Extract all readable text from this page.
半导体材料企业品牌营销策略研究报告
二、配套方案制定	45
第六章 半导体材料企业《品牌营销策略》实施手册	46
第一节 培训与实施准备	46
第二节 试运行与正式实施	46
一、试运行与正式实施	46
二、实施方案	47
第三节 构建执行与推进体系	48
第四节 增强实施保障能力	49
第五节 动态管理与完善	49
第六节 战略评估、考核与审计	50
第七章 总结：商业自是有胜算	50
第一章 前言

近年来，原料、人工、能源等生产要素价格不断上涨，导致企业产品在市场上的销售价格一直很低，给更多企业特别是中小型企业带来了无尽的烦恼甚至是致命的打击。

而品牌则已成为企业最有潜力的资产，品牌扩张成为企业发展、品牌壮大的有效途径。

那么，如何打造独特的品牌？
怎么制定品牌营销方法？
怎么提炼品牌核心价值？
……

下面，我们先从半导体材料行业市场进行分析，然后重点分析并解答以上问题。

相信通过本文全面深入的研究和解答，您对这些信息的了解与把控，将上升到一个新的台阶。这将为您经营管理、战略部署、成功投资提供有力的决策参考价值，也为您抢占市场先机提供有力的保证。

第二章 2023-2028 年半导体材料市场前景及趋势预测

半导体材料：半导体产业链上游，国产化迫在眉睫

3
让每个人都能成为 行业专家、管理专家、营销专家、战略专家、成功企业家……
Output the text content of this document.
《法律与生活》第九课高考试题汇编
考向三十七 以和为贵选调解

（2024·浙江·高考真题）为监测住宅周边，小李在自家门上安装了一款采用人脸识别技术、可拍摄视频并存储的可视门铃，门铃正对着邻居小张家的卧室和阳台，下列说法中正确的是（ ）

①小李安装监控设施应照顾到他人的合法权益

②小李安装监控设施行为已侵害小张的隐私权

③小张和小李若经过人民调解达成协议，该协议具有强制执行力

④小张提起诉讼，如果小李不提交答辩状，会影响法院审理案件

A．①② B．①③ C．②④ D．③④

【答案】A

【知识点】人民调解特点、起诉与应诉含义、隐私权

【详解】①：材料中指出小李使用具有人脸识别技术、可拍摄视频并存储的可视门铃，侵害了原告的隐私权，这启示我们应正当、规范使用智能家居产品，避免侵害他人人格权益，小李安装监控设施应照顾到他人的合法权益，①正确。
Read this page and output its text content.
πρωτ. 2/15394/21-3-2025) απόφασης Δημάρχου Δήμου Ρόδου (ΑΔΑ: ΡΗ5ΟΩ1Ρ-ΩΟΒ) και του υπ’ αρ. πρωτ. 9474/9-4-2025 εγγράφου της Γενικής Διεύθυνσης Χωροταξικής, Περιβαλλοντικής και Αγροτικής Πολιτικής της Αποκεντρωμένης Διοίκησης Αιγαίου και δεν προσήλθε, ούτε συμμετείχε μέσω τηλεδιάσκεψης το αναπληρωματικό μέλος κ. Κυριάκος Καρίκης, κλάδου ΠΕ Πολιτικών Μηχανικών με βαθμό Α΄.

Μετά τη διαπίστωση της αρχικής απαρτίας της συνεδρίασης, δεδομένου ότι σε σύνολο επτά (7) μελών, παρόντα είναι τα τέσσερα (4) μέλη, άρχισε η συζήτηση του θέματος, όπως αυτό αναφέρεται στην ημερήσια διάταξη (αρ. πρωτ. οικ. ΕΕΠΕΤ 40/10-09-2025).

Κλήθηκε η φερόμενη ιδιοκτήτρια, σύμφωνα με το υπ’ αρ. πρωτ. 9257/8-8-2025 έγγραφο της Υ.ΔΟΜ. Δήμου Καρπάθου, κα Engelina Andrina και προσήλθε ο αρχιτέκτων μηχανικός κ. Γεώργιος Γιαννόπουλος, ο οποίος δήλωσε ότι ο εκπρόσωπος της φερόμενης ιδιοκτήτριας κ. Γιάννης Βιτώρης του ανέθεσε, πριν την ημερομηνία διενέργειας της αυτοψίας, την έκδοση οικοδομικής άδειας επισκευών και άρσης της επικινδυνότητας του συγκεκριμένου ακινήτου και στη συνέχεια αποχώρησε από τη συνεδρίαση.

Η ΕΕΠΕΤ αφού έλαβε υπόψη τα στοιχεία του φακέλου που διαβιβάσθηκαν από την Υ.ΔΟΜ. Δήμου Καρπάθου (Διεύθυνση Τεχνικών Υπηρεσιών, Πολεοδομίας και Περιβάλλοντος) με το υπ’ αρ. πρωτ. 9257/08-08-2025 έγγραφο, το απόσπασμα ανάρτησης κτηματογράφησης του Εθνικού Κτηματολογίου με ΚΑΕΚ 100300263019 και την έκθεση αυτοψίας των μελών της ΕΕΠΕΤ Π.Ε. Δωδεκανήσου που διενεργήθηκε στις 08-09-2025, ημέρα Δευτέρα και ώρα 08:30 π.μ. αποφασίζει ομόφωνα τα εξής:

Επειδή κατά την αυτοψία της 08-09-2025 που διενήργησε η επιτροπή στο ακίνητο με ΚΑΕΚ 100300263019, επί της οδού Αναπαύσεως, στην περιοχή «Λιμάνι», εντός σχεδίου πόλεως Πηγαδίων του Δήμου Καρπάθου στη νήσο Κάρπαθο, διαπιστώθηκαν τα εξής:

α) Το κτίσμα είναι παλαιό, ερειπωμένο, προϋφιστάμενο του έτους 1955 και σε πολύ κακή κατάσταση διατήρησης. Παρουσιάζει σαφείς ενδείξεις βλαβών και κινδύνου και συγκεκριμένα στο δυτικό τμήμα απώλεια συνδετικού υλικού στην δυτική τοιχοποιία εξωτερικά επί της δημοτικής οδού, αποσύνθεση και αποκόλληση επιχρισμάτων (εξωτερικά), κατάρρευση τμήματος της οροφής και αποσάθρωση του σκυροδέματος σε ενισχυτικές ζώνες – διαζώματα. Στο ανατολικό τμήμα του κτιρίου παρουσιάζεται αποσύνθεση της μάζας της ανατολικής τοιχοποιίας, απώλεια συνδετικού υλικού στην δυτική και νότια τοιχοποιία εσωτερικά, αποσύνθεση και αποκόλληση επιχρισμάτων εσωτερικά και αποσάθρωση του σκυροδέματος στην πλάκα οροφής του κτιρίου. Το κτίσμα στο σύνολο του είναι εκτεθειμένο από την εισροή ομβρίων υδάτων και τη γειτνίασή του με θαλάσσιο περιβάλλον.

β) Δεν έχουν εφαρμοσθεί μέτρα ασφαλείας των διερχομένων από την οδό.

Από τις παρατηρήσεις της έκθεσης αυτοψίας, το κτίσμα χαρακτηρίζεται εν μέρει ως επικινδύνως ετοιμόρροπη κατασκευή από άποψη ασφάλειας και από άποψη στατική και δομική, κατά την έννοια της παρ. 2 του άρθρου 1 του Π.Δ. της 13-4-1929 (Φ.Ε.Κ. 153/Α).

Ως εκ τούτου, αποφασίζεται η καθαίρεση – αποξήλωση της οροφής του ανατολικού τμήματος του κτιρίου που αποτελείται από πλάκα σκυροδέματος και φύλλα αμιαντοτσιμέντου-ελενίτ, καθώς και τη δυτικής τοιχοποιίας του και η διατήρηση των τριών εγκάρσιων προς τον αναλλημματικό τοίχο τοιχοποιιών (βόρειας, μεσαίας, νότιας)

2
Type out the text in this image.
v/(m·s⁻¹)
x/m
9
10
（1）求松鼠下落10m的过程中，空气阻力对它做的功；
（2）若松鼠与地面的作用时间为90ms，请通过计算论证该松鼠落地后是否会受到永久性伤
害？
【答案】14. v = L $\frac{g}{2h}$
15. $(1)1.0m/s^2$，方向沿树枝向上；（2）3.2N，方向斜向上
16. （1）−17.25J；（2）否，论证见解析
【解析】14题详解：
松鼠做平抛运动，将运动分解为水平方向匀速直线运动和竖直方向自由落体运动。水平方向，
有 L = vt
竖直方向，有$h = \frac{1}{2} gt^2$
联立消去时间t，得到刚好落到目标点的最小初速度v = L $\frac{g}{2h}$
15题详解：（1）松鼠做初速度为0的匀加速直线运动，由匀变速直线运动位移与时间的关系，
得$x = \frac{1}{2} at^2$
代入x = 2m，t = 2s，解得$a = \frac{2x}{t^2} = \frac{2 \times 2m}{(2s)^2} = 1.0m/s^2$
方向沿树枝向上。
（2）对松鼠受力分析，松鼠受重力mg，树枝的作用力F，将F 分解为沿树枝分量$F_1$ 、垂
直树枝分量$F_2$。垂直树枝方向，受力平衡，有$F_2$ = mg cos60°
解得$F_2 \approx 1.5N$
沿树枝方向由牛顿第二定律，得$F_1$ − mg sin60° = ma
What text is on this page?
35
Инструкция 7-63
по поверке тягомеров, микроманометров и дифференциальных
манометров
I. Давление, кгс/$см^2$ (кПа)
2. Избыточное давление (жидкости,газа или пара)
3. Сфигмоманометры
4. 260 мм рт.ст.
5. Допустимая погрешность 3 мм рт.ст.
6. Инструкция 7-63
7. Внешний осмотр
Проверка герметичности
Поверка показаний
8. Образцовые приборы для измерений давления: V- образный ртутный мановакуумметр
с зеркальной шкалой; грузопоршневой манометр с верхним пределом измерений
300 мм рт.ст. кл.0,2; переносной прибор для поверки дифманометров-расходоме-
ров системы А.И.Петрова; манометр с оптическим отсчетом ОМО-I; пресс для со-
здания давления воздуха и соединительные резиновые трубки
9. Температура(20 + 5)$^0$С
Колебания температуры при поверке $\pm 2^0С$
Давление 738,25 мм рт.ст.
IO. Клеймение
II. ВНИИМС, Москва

_ _ _ _

Locate the line that contains "What text is on this page?", then please quote it and every line after it to the end of the entries above, exactly and with nothing else.

**Task response**
What text is on this page?
35
Инструкция 7-63
по поверке тягомеров, микроманометров и дифференциальных
манометров
I. Давление, кгс/$см^2$ (кПа)
2. Избыточное давление (жидкости,газа или пара)
3. Сфигмоманометры
4. 260 мм рт.ст.
5. Допустимая погрешность 3 мм рт.ст.
6. Инструкция 7-63
7. Внешний осмотр
Проверка герметичности
Поверка показаний
8. Образцовые приборы для измерений давления: V- образный ртутный мановакуумметр
с зеркальной шкалой; грузопоршневой манометр с верхним пределом измерений
300 мм рт.ст. кл.0,2; переносной прибор для поверки дифманометров-расходоме-
ров системы А.И.Петрова; манометр с оптическим отсчетом ОМО-I; пресс для со-
здания давления воздуха и соединительные резиновые трубки
9. Температура(20 + 5)$^0$С
Колебания температуры при поверке $\pm 2^0С$
Давление 738,25 мм рт.ст.
IO. Клеймение
II. ВНИИМС, Москва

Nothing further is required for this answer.